'''

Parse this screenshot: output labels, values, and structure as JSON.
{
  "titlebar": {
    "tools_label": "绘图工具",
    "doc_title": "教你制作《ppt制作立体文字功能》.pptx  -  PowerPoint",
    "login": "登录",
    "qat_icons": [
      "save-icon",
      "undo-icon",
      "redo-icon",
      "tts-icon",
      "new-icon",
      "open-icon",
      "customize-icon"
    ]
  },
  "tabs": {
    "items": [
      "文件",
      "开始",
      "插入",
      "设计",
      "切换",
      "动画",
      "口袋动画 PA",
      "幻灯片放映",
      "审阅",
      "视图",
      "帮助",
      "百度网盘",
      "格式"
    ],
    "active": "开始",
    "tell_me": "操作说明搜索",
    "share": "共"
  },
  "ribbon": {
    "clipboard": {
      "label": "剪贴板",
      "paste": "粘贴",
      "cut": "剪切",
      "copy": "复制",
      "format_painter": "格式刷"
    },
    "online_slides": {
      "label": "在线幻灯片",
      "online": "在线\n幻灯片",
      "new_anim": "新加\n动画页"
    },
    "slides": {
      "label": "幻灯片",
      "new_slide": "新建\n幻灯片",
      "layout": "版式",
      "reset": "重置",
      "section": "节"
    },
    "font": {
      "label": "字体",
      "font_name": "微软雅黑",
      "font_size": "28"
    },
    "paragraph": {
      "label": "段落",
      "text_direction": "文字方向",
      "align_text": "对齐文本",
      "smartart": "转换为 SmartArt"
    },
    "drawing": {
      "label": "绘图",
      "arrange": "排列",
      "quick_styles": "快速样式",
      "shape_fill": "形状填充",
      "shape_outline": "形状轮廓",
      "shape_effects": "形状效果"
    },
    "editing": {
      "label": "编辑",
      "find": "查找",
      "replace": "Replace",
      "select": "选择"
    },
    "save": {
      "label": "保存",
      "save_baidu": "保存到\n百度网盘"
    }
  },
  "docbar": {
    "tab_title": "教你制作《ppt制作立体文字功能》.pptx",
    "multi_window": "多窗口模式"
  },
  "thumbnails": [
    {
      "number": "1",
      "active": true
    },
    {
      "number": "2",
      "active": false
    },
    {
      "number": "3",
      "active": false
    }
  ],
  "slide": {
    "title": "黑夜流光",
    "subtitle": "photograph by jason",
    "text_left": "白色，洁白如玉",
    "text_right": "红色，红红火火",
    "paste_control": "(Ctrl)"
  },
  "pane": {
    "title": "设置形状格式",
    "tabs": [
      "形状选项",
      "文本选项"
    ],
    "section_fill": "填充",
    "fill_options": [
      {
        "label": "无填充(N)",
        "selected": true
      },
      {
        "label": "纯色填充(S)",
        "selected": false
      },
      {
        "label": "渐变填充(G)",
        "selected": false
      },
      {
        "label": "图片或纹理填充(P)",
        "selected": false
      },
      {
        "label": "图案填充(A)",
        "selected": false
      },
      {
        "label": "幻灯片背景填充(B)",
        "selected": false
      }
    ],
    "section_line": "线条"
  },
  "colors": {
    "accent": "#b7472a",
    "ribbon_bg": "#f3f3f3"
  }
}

'''

__Aim of the task__.
From the records above, extract every entry exactly as given.

__Solution for this task__.
Parse this screenshot: output labels, values, and structure as JSON.
{
  "titlebar": {
    "tools_label": "绘图工具",
    "doc_title": "教你制作《ppt制作立体文字功能》.pptx  -  PowerPoint",
    "login": "登录",
    "qat_icons": [
      "save-icon",
      "undo-icon",
      "redo-icon",
      "tts-icon",
      "new-icon",
      "open-icon",
      "customize-icon"
    ]
  },
  "tabs": {
    "items": [
      "文件",
      "开始",
      "插入",
      "设计",
      "切换",
      "动画",
      "口袋动画 PA",
      "幻灯片放映",
      "审阅",
      "视图",
      "帮助",
      "百度网盘",
      "格式"
    ],
    "active": "开始",
    "tell_me": "操作说明搜索",
    "share": "共"
  },
  "ribbon": {
    "clipboard": {
      "label": "剪贴板",
      "paste": "粘贴",
      "cut": "剪切",
      "copy": "复制",
      "format_painter": "格式刷"
    },
    "online_slides": {
      "label": "在线幻灯片",
      "online": "在线\n幻灯片",
      "new_anim": "新加\n动画页"
    },
    "slides": {
      "label": "幻灯片",
      "new_slide": "新建\n幻灯片",
      "layout": "版式",
      "reset": "重置",
      "section": "节"
    },
    "font": {
      "label": "字体",
      "font_name": "微软雅黑",
      "font_size": "28"
    },
    "paragraph": {
      "label": "段落",
      "text_direction": "文字方向",
      "align_text": "对齐文本",
      "smartart": "转换为 SmartArt"
    },
    "drawing": {
      "label": "绘图",
      "arrange": "排列",
      "quick_styles": "快速样式",
      "shape_fill": "形状填充",
      "shape_outline": "形状轮廓",
      "shape_effects": "形状效果"
    },
    "editing": {
      "label": "编辑",
      "find": "查找",
      "replace": "Replace",
      "select": "选择"
    },
    "save": {
      "label": "保存",
      "save_baidu": "保存到\n百度网盘"
    }
  },
  "docbar": {
    "tab_title": "教你制作《ppt制作立体文字功能》.pptx",
    "multi_window": "多窗口模式"
  },
  "thumbnails": [
    {
      "number": "1",
      "active": true
    },
    {
      "number": "2",
      "active": false
    },
    {
      "number": "3",
      "active": false
    }
  ],
  "slide": {
    "title": "黑夜流光",
    "subtitle": "photograph by jason",
    "text_left": "白色，洁白如玉",
    "text_right": "红色，红红火火",
    "paste_control": "(Ctrl)"
  },
  "pane": {
    "title": "设置形状格式",
    "tabs": [
      "形状选项",
      "文本选项"
    ],
    "section_fill": "填充",
    "fill_options": [
      {
        "label": "无填充(N)",
        "selected": true
      },
      {
        "label": "纯色填充(S)",
        "selected": false
      },
      {
        "label": "渐变填充(G)",
        "selected": false
      },
      {
        "label": "图片或纹理填充(P)",
        "selected": false
      },
      {
        "label": "图案填充(A)",
        "selected": false
      },
      {
        "label": "幻灯片背景填充(B)",
        "selected": false
      }
    ],
    "section_line": "线条"
  },
  "colors": {
    "accent": "#b7472a",
    "ribbon_bg": "#f3f3f3"
  }
}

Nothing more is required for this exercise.